課題内容:
記事のうち「会社を辞めて、こうなった。【第16話】 日本人、アメリカ人。」を含むところから始めて「日を赤裸々にレポートします。」で終わる部分を、「出版社」を「新聞社」に置き換えて書き直してください。

提示文:
会社を辞めて、こうなった。【第16話】 日本人、アメリカ人。

2015.5.23
英語がわからす、話せず、苦悩していた筆者・土居。そんな彼女にすこし変化が訪れたようです。「その結果、悲しい気持ちになることもあるし・・・」。何が起きたのでしょうか?

長年勤めた出版社を辞めて、なんの保証もないまま単身アメリカに乗り込んだ女性が悩みながら一歩一歩前進して、異国の地で繰り広げる新鮮な毎日を赤裸々にレポートします。

 

【第16話】日本人、アメリカ人。

英語がわかってくると、薄闇の中の世界がほんの少し浮き上がってきます。そこでまず、心からの発言とその場しのぎの言葉の違いがわかるようになってきました。その結果、悲しい気持ちになることもあるし、温かい気持ちにもなります。

アメリカ英語は日本語よりwelcome感が強いように思います。レジでだって『How’s your day?』(調子はどう?)と店員さんが聞いてくるのがお約束だし、『It’s so nice to meet you』(お会いできて、とても光栄です)と初対面の人にハグされたりもします。語学学校の先生だって『いつでも助けるよ』とフレンドリーだし、ハウスメイトにもあそこに連れて行く、これを貸す…、なんてことを常に言われます。

5月のサンフランシスコは花にあふれています。赤い花は青い花になろうとしないし、青い花も赤い花になろうとしない。その美しい姿にハッとさせられます。
5月のサンフランシスコは花にあふれています。赤い花は青い花になろうとしないし、青い花も赤い花になろうとしない。その美しい姿にハッとさせられます。

データ欄:
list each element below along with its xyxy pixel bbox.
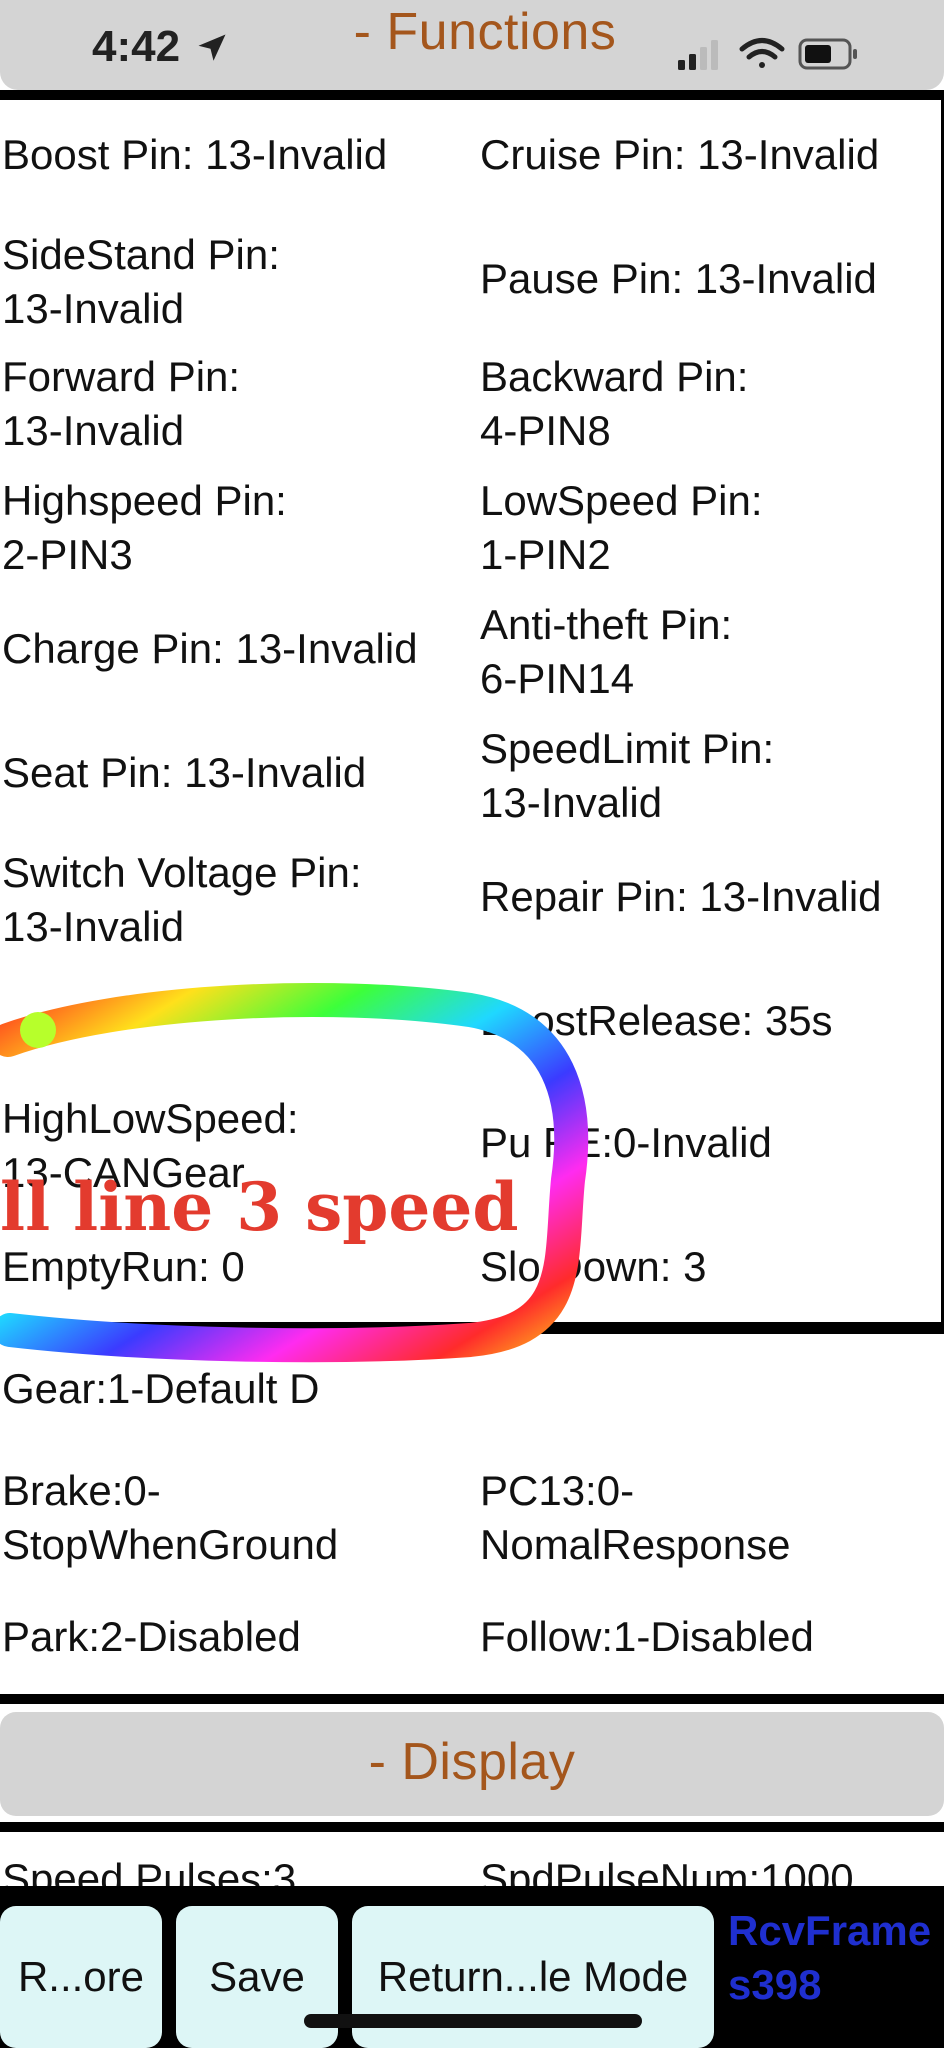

==

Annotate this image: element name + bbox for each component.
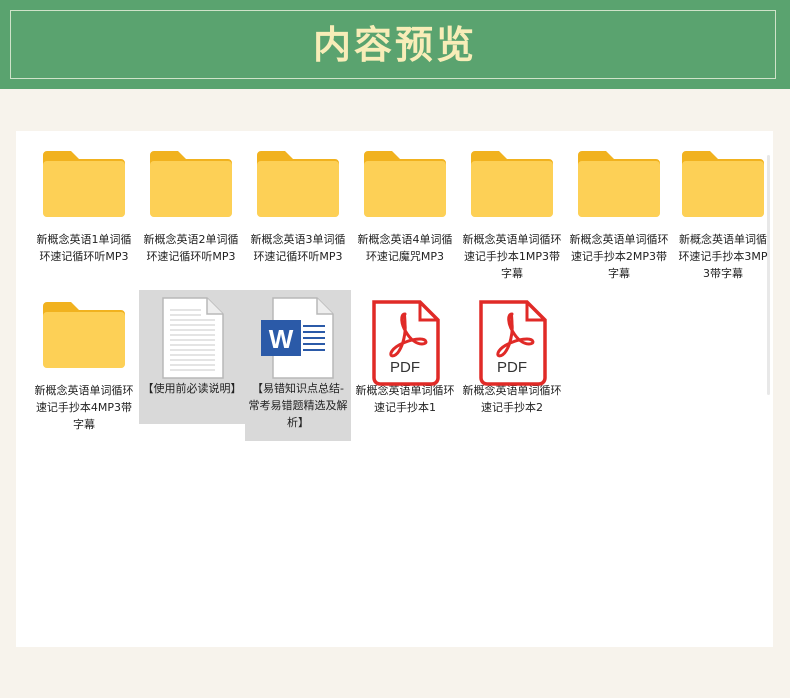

結果:
会社を辞めて、こうなった。【第16話】 日本人、アメリカ人。

2015.5.23
英語がわからす、話せず、苦悩していた筆者・土居。そんな彼女にすこし変化が訪れたようです。「その結果、悲しい気持ちになることもあるし・・・」。何が起きたのでしょうか?

長年勤めた新聞社を辞めて、なんの保証もないまま単身アメリカに乗り込んだ女性が悩みながら一歩一歩前進して、異国の地で繰り広げる新鮮な毎日を赤裸々にレポートします。